Exercise brief ::
Filter the entries that follow, copying every line in which the word "title" appears.

Record excerpts ::

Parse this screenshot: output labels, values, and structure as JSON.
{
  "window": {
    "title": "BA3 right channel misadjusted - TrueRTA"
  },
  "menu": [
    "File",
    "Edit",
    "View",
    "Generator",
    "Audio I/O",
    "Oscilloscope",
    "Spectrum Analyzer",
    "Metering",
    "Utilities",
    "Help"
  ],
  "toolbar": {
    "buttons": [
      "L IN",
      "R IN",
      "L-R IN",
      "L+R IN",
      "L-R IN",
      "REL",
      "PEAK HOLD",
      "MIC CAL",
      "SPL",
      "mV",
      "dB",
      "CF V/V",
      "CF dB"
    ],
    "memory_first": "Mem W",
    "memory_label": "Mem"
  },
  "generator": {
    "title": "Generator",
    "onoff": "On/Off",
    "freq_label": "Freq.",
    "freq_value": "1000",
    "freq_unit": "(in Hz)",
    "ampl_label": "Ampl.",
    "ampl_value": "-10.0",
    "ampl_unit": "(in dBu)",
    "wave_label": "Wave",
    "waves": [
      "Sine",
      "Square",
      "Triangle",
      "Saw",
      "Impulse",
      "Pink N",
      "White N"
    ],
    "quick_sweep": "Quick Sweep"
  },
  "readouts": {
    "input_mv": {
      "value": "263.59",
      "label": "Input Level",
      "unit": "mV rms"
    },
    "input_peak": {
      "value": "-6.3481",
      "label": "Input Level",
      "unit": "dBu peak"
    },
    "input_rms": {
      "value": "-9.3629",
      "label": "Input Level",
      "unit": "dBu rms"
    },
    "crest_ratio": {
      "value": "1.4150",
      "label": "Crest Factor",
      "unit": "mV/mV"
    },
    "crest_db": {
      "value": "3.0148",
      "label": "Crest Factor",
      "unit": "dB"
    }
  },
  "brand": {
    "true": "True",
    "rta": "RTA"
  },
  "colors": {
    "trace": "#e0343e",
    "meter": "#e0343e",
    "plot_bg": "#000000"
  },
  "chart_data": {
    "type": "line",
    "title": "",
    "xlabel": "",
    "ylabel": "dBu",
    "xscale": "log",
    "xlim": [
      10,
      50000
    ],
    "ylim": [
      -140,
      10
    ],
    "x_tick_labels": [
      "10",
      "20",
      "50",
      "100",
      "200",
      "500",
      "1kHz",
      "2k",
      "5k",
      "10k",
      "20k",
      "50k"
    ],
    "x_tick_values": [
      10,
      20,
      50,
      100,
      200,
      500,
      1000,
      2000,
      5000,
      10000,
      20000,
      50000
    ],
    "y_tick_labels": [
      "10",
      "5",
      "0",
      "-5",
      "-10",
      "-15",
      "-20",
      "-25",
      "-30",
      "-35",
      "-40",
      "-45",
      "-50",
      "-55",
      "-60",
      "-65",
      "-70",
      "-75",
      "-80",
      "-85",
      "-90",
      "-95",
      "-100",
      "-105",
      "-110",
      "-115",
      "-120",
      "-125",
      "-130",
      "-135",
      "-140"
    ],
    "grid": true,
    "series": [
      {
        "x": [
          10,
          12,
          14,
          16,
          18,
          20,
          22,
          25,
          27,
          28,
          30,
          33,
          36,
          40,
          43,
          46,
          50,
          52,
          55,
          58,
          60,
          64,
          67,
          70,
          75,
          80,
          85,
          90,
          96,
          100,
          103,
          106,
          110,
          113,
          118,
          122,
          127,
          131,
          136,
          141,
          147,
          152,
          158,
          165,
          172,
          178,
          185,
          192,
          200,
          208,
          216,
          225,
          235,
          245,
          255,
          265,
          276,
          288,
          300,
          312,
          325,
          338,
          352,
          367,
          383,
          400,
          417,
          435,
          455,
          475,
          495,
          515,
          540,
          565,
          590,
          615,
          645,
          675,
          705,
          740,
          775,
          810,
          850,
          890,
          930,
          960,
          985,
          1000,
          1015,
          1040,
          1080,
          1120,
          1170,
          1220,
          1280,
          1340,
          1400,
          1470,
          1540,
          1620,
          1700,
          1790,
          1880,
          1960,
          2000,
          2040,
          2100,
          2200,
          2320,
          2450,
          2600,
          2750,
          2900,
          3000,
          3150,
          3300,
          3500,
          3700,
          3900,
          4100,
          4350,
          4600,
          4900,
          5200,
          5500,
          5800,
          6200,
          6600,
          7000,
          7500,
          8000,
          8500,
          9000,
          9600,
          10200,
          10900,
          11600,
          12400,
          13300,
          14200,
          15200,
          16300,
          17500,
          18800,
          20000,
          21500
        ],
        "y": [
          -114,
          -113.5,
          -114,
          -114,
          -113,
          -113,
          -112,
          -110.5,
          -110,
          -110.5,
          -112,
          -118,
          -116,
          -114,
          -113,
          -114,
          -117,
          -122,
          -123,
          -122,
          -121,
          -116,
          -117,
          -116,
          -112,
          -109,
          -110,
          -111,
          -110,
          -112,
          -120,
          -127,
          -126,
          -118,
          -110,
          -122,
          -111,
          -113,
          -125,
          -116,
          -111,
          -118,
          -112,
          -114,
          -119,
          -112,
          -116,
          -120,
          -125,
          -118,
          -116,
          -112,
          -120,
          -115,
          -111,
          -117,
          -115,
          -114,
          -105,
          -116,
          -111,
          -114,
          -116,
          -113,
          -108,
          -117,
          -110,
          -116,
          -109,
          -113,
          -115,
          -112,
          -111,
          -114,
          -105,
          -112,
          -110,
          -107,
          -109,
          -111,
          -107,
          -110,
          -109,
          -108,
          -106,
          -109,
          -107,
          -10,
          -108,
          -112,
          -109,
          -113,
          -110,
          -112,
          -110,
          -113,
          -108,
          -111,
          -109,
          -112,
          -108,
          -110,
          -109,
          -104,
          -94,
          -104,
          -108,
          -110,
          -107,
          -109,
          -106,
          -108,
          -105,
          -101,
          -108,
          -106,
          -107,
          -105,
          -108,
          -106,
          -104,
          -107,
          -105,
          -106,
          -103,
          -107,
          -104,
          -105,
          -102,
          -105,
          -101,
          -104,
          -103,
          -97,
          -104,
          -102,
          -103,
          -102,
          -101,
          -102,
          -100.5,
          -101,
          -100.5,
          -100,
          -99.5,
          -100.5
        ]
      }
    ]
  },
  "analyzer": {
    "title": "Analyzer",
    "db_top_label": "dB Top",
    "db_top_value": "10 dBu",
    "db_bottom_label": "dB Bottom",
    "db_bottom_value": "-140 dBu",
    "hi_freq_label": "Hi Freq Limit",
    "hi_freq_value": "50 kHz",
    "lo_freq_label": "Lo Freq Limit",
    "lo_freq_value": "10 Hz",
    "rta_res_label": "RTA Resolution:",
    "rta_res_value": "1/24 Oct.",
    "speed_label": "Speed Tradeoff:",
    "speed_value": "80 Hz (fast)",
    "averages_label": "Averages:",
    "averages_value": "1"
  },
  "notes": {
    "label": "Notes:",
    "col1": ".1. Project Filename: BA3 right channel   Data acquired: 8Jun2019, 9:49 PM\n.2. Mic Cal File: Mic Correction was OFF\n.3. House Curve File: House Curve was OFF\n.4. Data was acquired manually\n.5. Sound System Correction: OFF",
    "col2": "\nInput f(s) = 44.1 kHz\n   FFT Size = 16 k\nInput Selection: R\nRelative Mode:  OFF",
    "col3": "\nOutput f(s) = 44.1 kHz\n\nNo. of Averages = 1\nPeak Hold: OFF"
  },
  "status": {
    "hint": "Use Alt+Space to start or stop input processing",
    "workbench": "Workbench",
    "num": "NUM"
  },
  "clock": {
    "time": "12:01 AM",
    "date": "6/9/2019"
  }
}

Correct answer ::
    "title": "BA3 right channel misadjusted - TrueRTA"
    "title": "Generator",
    "title": "",
    "title": "Analyzer",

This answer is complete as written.